THE DATA:
-- BEGIN --

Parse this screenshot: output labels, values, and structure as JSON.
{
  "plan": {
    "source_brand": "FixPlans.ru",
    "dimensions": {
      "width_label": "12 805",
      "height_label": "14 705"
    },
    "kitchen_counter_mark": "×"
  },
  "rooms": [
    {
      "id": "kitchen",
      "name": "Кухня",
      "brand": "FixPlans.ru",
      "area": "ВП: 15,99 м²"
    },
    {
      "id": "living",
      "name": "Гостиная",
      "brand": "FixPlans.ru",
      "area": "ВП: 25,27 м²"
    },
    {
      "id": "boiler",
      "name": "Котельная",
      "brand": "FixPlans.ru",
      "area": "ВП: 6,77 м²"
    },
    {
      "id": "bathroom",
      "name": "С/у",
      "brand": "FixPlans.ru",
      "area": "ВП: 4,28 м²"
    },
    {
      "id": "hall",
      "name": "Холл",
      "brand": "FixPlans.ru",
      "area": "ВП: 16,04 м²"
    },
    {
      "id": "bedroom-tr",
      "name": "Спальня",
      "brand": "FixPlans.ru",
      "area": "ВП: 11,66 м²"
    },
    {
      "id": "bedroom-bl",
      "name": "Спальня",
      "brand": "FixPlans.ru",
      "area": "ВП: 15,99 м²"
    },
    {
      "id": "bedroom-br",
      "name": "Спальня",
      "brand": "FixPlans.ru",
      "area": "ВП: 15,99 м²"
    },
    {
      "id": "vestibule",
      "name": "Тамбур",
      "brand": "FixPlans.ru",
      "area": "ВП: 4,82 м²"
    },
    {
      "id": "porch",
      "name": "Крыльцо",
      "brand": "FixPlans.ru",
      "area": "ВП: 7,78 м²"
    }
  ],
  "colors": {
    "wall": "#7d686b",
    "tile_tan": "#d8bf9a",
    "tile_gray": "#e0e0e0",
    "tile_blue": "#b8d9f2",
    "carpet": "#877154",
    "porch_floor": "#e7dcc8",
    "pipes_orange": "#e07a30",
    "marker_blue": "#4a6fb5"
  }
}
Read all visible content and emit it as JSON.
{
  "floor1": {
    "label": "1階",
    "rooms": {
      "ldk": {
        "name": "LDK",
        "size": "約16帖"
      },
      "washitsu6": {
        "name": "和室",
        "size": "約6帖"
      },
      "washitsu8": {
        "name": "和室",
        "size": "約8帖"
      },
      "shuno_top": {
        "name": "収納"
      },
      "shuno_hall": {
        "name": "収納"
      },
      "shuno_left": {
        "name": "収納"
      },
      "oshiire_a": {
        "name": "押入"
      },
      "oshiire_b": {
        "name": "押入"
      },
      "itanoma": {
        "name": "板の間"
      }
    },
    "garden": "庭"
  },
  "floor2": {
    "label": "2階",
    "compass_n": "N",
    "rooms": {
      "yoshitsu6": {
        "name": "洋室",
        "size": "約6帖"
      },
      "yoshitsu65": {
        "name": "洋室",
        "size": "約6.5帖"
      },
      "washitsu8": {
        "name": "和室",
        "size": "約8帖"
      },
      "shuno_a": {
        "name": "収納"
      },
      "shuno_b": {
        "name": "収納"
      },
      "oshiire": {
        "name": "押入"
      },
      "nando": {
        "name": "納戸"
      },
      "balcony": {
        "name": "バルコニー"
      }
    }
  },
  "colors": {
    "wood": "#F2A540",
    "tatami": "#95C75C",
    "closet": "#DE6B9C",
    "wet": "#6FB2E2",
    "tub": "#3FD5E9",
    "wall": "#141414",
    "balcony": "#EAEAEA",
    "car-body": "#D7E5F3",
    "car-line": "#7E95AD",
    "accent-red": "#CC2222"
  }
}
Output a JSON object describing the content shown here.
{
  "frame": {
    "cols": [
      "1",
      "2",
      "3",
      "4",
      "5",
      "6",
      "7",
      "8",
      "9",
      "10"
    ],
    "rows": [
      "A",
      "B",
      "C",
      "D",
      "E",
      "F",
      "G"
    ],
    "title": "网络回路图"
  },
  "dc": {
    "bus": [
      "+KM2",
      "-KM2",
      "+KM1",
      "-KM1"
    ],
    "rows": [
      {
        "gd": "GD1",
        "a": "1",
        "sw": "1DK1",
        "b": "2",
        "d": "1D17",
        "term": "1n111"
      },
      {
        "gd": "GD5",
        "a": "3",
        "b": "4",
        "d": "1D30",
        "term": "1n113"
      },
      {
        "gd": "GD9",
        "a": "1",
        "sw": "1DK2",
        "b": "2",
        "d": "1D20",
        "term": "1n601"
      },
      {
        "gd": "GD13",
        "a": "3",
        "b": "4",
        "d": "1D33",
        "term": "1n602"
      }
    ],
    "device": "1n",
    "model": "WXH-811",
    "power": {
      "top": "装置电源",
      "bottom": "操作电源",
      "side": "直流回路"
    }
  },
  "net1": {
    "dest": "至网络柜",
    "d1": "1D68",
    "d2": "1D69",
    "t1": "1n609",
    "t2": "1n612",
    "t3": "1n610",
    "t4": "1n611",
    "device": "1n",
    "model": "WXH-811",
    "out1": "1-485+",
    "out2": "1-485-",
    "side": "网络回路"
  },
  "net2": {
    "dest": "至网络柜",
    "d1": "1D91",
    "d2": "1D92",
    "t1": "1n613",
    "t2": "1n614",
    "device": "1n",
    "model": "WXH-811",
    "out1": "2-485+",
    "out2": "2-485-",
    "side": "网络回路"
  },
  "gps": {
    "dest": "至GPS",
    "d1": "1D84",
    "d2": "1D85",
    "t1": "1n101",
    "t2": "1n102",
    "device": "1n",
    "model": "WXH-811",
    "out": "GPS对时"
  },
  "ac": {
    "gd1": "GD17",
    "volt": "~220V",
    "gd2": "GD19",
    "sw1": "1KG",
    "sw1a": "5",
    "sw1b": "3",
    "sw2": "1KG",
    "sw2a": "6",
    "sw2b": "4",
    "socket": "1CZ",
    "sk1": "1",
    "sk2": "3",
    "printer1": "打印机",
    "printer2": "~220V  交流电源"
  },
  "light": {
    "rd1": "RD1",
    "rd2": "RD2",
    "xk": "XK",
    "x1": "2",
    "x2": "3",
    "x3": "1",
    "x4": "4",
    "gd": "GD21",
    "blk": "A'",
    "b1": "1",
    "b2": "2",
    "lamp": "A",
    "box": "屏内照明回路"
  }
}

-- END --

REQUIRED WORK:
Which lines hold the word "term"? Show each one.

CORRECT RESULT:
        "term": "1n111"
        "term": "1n113"
        "term": "1n601"
        "term": "1n602"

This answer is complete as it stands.